● **Exercise aim**
Nothing may be dropped or altered: reproduce all the data.

● **Data entries**
--- Start ---
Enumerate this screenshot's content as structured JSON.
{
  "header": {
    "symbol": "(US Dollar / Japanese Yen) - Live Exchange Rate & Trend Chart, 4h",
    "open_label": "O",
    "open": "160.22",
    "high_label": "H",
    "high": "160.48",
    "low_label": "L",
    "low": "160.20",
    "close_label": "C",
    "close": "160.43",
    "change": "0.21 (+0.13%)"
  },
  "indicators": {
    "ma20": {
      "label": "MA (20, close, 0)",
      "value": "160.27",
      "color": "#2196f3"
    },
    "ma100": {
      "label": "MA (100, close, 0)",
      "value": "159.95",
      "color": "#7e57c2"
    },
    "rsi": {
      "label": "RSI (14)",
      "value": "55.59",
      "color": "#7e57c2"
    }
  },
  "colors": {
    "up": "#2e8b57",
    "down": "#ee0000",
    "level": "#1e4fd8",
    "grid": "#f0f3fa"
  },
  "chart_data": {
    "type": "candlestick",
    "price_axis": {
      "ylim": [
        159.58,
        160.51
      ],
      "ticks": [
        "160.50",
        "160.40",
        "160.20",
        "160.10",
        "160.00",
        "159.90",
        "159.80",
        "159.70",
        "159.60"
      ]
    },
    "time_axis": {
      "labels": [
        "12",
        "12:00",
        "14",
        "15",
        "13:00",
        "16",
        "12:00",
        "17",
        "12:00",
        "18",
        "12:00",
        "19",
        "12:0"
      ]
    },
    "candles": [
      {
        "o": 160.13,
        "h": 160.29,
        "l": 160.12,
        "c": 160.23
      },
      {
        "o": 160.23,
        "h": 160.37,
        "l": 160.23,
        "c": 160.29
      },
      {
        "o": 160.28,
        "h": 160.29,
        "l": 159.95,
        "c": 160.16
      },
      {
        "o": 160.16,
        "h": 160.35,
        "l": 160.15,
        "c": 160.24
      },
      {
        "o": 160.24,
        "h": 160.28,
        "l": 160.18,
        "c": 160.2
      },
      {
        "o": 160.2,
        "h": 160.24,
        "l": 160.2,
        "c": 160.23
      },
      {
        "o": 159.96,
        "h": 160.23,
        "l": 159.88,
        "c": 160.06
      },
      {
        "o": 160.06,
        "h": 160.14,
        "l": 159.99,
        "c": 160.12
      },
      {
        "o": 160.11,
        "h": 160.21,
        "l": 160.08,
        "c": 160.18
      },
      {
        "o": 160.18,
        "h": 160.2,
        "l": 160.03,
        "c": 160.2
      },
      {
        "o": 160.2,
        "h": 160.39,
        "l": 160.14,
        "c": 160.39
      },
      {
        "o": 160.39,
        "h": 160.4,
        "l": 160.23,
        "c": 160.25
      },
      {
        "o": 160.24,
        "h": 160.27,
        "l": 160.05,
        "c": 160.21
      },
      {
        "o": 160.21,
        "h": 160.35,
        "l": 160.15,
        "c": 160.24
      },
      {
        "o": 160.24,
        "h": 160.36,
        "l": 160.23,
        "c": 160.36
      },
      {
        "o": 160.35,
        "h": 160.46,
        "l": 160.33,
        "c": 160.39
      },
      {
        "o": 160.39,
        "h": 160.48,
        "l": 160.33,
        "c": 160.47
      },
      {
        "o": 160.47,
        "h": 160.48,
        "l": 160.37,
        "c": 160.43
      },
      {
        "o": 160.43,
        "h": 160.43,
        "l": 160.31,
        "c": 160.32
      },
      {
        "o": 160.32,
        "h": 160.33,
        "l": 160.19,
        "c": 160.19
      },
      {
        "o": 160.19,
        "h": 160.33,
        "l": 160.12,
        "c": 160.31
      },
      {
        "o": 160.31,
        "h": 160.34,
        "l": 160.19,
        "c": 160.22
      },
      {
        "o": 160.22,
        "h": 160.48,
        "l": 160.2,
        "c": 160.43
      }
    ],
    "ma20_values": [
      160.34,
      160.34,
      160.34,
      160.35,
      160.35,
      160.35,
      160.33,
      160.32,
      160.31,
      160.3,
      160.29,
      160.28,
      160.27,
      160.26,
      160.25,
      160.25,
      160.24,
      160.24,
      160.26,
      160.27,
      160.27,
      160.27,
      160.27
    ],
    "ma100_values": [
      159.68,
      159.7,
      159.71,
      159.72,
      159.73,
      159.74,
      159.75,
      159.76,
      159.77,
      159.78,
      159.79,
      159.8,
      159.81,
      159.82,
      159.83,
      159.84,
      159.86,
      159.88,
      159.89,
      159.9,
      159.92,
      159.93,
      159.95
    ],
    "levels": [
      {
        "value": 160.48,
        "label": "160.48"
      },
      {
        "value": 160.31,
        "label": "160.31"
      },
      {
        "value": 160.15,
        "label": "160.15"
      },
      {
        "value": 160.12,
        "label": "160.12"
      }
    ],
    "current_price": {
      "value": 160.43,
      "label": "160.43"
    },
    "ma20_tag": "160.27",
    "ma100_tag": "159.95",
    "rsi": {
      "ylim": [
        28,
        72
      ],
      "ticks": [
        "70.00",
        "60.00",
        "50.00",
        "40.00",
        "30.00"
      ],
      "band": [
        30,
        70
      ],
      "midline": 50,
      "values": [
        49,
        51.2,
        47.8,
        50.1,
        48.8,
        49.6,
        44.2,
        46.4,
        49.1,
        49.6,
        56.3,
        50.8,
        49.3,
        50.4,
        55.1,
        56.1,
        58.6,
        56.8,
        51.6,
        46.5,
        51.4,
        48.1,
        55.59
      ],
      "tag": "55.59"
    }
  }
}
--- End ---
● **Full solution**
Enumerate this screenshot's content as structured JSON.
{
  "header": {
    "symbol": "(US Dollar / Japanese Yen) - Live Exchange Rate & Trend Chart, 4h",
    "open_label": "O",
    "open": "160.22",
    "high_label": "H",
    "high": "160.48",
    "low_label": "L",
    "low": "160.20",
    "close_label": "C",
    "close": "160.43",
    "change": "0.21 (+0.13%)"
  },
  "indicators": {
    "ma20": {
      "label": "MA (20, close, 0)",
      "value": "160.27",
      "color": "#2196f3"
    },
    "ma100": {
      "label": "MA (100, close, 0)",
      "value": "159.95",
      "color": "#7e57c2"
    },
    "rsi": {
      "label": "RSI (14)",
      "value": "55.59",
      "color": "#7e57c2"
    }
  },
  "colors": {
    "up": "#2e8b57",
    "down": "#ee0000",
    "level": "#1e4fd8",
    "grid": "#f0f3fa"
  },
  "chart_data": {
    "type": "candlestick",
    "price_axis": {
      "ylim": [
        159.58,
        160.51
      ],
      "ticks": [
        "160.50",
        "160.40",
        "160.20",
        "160.10",
        "160.00",
        "159.90",
        "159.80",
        "159.70",
        "159.60"
      ]
    },
    "time_axis": {
      "labels": [
        "12",
        "12:00",
        "14",
        "15",
        "13:00",
        "16",
        "12:00",
        "17",
        "12:00",
        "18",
        "12:00",
        "19",
        "12:0"
      ]
    },
    "candles": [
      {
        "o": 160.13,
        "h": 160.29,
        "l": 160.12,
        "c": 160.23
      },
      {
        "o": 160.23,
        "h": 160.37,
        "l": 160.23,
        "c": 160.29
      },
      {
        "o": 160.28,
        "h": 160.29,
        "l": 159.95,
        "c": 160.16
      },
      {
        "o": 160.16,
        "h": 160.35,
        "l": 160.15,
        "c": 160.24
      },
      {
        "o": 160.24,
        "h": 160.28,
        "l": 160.18,
        "c": 160.2
      },
      {
        "o": 160.2,
        "h": 160.24,
        "l": 160.2,
        "c": 160.23
      },
      {
        "o": 159.96,
        "h": 160.23,
        "l": 159.88,
        "c": 160.06
      },
      {
        "o": 160.06,
        "h": 160.14,
        "l": 159.99,
        "c": 160.12
      },
      {
        "o": 160.11,
        "h": 160.21,
        "l": 160.08,
        "c": 160.18
      },
      {
        "o": 160.18,
        "h": 160.2,
        "l": 160.03,
        "c": 160.2
      },
      {
        "o": 160.2,
        "h": 160.39,
        "l": 160.14,
        "c": 160.39
      },
      {
        "o": 160.39,
        "h": 160.4,
        "l": 160.23,
        "c": 160.25
      },
      {
        "o": 160.24,
        "h": 160.27,
        "l": 160.05,
        "c": 160.21
      },
      {
        "o": 160.21,
        "h": 160.35,
        "l": 160.15,
        "c": 160.24
      },
      {
        "o": 160.24,
        "h": 160.36,
        "l": 160.23,
        "c": 160.36
      },
      {
        "o": 160.35,
        "h": 160.46,
        "l": 160.33,
        "c": 160.39
      },
      {
        "o": 160.39,
        "h": 160.48,
        "l": 160.33,
        "c": 160.47
      },
      {
        "o": 160.47,
        "h": 160.48,
        "l": 160.37,
        "c": 160.43
      },
      {
        "o": 160.43,
        "h": 160.43,
        "l": 160.31,
        "c": 160.32
      },
      {
        "o": 160.32,
        "h": 160.33,
        "l": 160.19,
        "c": 160.19
      },
      {
        "o": 160.19,
        "h": 160.33,
        "l": 160.12,
        "c": 160.31
      },
      {
        "o": 160.31,
        "h": 160.34,
        "l": 160.19,
        "c": 160.22
      },
      {
        "o": 160.22,
        "h": 160.48,
        "l": 160.2,
        "c": 160.43
      }
    ],
    "ma20_values": [
      160.34,
      160.34,
      160.34,
      160.35,
      160.35,
      160.35,
      160.33,
      160.32,
      160.31,
      160.3,
      160.29,
      160.28,
      160.27,
      160.26,
      160.25,
      160.25,
      160.24,
      160.24,
      160.26,
      160.27,
      160.27,
      160.27,
      160.27
    ],
    "ma100_values": [
      159.68,
      159.7,
      159.71,
      159.72,
      159.73,
      159.74,
      159.75,
      159.76,
      159.77,
      159.78,
      159.79,
      159.8,
      159.81,
      159.82,
      159.83,
      159.84,
      159.86,
      159.88,
      159.89,
      159.9,
      159.92,
      159.93,
      159.95
    ],
    "levels": [
      {
        "value": 160.48,
        "label": "160.48"
      },
      {
        "value": 160.31,
        "label": "160.31"
      },
      {
        "value": 160.15,
        "label": "160.15"
      },
      {
        "value": 160.12,
        "label": "160.12"
      }
    ],
    "current_price": {
      "value": 160.43,
      "label": "160.43"
    },
    "ma20_tag": "160.27",
    "ma100_tag": "159.95",
    "rsi": {
      "ylim": [
        28,
        72
      ],
      "ticks": [
        "70.00",
        "60.00",
        "50.00",
        "40.00",
        "30.00"
      ],
      "band": [
        30,
        70
      ],
      "midline": 50,
      "values": [
        49,
        51.2,
        47.8,
        50.1,
        48.8,
        49.6,
        44.2,
        46.4,
        49.1,
        49.6,
        56.3,
        50.8,
        49.3,
        50.4,
        55.1,
        56.1,
        58.6,
        56.8,
        51.6,
        46.5,
        51.4,
        48.1,
        55.59
      ],
      "tag": "55.59"
    }
  }
}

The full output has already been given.